- **Task requirements**:
Transcribe all of the material below word for word and leave out its pictures.

──────── Listed records ────────

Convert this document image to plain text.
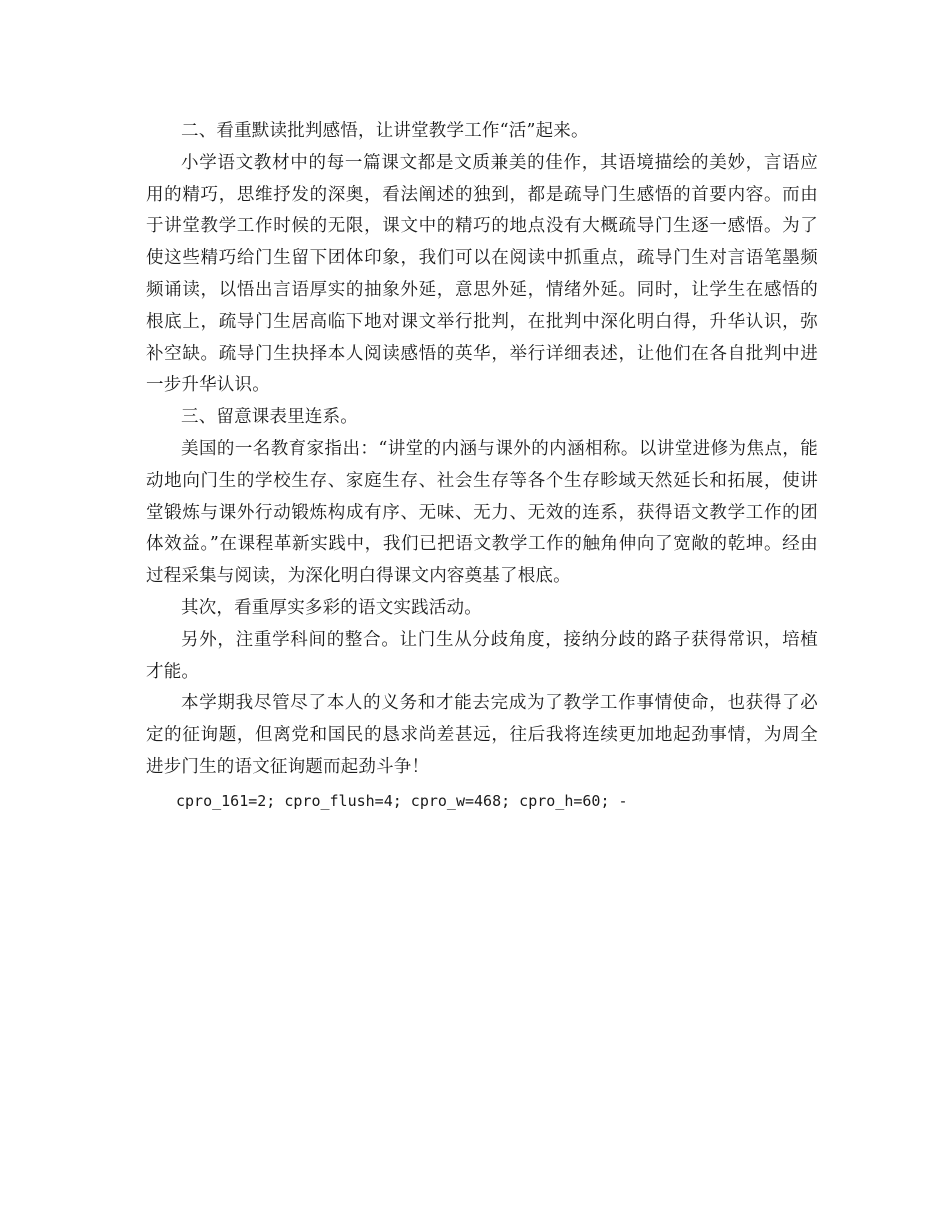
二、看重默读批判感悟，让讲堂教学工作“活”起来。

小学语文教材中的每一篇课文都是文质兼美的佳作，其语境描绘的美妙，言语应用的精巧，思维抒发的深奥，看法阐述的独到，都是疏导门生感悟的首要内容。而由于讲堂教学工作时候的无限，课文中的精巧的地点没有大概疏导门生逐一感悟。为了使这些精巧给门生留下团体印象，我们可以在阅读中抓重点，疏导门生对言语笔墨频频诵读，以悟出言语厚实的抽象外延，意思外延，情绪外延。同时，让学生在感悟的根底上，疏导门生居高临下地对课文举行批判，在批判中深化明白得，升华认识，弥补空缺。疏导门生抉择本人阅读感悟的英华，举行详细表述，让他们在各自批判中进一步升华认识。

三、留意课表里连系。

美国的一名教育家指出：“讲堂的内涵与课外的内涵相称。以讲堂进修为焦点，能动地向门生的学校生存、家庭生存、社会生存等各个生存畛域天然延长和拓展，使讲堂锻炼与课外行动锻炼构成有序、无味、无力、无效的连系，获得语文教学工作的团体效益。”在课程革新实践中，我们已把语文教学工作的触角伸向了宽敞的乾坤。经由过程采集与阅读，为深化明白得课文内容奠基了根底。

其次，看重厚实多彩的语文实践活动。

另外，注重学科间的整合。让门生从分歧角度，接纳分歧的路子获得常识，培植才能。

本学期我尽管尽了本人的义务和才能去完成为了教学工作事情使命，也获得了必定的征询题，但离党和国民的恳求尚差甚远，往后我将连续更加地起劲事情，为周全进步门生的语文征询题而起劲斗争！

cpro_161=2; cpro_flush=4; cpro_w=468; cpro_h=60; -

────────

- **Written solution**:
Convert this document image to plain text.
二、看重默读批判感悟，让讲堂教学工作“活”起来。

小学语文教材中的每一篇课文都是文质兼美的佳作，其语境描绘的美妙，言语应用的精巧，思维抒发的深奥，看法阐述的独到，都是疏导门生感悟的首要内容。而由于讲堂教学工作时候的无限，课文中的精巧的地点没有大概疏导门生逐一感悟。为了使这些精巧给门生留下团体印象，我们可以在阅读中抓重点，疏导门生对言语笔墨频频诵读，以悟出言语厚实的抽象外延，意思外延，情绪外延。同时，让学生在感悟的根底上，疏导门生居高临下地对课文举行批判，在批判中深化明白得，升华认识，弥补空缺。疏导门生抉择本人阅读感悟的英华，举行详细表述，让他们在各自批判中进一步升华认识。

三、留意课表里连系。

美国的一名教育家指出：“讲堂的内涵与课外的内涵相称。以讲堂进修为焦点，能动地向门生的学校生存、家庭生存、社会生存等各个生存畛域天然延长和拓展，使讲堂锻炼与课外行动锻炼构成有序、无味、无力、无效的连系，获得语文教学工作的团体效益。”在课程革新实践中，我们已把语文教学工作的触角伸向了宽敞的乾坤。经由过程采集与阅读，为深化明白得课文内容奠基了根底。

其次，看重厚实多彩的语文实践活动。

另外，注重学科间的整合。让门生从分歧角度，接纳分歧的路子获得常识，培植才能。

本学期我尽管尽了本人的义务和才能去完成为了教学工作事情使命，也获得了必定的征询题，但离党和国民的恳求尚差甚远，往后我将连续更加地起劲事情，为周全进步门生的语文征询题而起劲斗争！

cpro_161=2; cpro_flush=4; cpro_w=468; cpro_h=60; -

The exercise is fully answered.